> **Extracted data**:
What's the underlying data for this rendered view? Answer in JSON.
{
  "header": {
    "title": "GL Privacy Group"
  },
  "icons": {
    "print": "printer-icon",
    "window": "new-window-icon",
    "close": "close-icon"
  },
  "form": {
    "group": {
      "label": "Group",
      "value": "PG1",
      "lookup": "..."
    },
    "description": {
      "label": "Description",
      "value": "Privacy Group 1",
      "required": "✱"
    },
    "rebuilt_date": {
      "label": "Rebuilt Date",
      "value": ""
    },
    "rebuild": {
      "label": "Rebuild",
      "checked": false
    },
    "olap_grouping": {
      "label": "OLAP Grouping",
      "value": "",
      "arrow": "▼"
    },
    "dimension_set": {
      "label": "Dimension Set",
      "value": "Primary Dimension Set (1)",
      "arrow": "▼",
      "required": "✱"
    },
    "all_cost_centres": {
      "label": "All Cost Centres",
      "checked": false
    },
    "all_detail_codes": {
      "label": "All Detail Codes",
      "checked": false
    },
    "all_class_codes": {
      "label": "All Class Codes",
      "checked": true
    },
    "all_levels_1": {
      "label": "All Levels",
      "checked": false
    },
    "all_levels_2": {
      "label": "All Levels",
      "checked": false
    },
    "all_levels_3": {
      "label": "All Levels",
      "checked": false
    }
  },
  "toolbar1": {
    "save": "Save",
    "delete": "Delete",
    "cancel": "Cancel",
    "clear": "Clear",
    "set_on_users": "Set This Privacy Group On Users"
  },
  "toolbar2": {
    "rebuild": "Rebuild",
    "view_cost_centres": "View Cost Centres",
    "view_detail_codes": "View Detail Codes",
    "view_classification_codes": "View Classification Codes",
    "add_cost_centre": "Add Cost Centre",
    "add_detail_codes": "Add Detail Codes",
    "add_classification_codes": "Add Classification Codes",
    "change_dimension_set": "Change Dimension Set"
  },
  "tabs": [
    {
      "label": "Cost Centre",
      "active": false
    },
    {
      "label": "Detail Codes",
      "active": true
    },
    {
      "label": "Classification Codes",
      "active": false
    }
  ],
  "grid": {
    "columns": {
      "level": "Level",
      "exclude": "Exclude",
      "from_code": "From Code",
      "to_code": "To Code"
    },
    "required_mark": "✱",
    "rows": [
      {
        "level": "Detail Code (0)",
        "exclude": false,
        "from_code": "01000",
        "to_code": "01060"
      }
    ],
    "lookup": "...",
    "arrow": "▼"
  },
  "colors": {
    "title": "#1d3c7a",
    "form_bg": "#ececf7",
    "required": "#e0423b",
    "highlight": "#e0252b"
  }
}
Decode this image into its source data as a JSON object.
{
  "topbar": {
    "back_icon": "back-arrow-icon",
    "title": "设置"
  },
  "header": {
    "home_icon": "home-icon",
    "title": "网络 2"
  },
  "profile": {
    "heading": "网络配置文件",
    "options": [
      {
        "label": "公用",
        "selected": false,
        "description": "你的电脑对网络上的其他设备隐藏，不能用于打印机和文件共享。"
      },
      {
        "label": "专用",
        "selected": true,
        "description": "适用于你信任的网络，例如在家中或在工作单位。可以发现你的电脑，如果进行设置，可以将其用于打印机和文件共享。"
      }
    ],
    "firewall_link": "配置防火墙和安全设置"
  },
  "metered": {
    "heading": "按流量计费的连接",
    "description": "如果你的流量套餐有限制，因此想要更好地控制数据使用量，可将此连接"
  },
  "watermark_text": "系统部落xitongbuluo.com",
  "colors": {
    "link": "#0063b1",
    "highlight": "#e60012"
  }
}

> **Objective**: Print from the line containing "Decode this image" to the last line above, exactly as written.

> **Output below**:
Decode this image into its source data as a JSON object.
{
  "topbar": {
    "back_icon": "back-arrow-icon",
    "title": "设置"
  },
  "header": {
    "home_icon": "home-icon",
    "title": "网络 2"
  },
  "profile": {
    "heading": "网络配置文件",
    "options": [
      {
        "label": "公用",
        "selected": false,
        "description": "你的电脑对网络上的其他设备隐藏，不能用于打印机和文件共享。"
      },
      {
        "label": "专用",
        "selected": true,
        "description": "适用于你信任的网络，例如在家中或在工作单位。可以发现你的电脑，如果进行设置，可以将其用于打印机和文件共享。"
      }
    ],
    "firewall_link": "配置防火墙和安全设置"
  },
  "metered": {
    "heading": "按流量计费的连接",
    "description": "如果你的流量套餐有限制，因此想要更好地控制数据使用量，可将此连接"
  },
  "watermark_text": "系统部落xitongbuluo.com",
  "colors": {
    "link": "#0063b1",
    "highlight": "#e60012"
  }
}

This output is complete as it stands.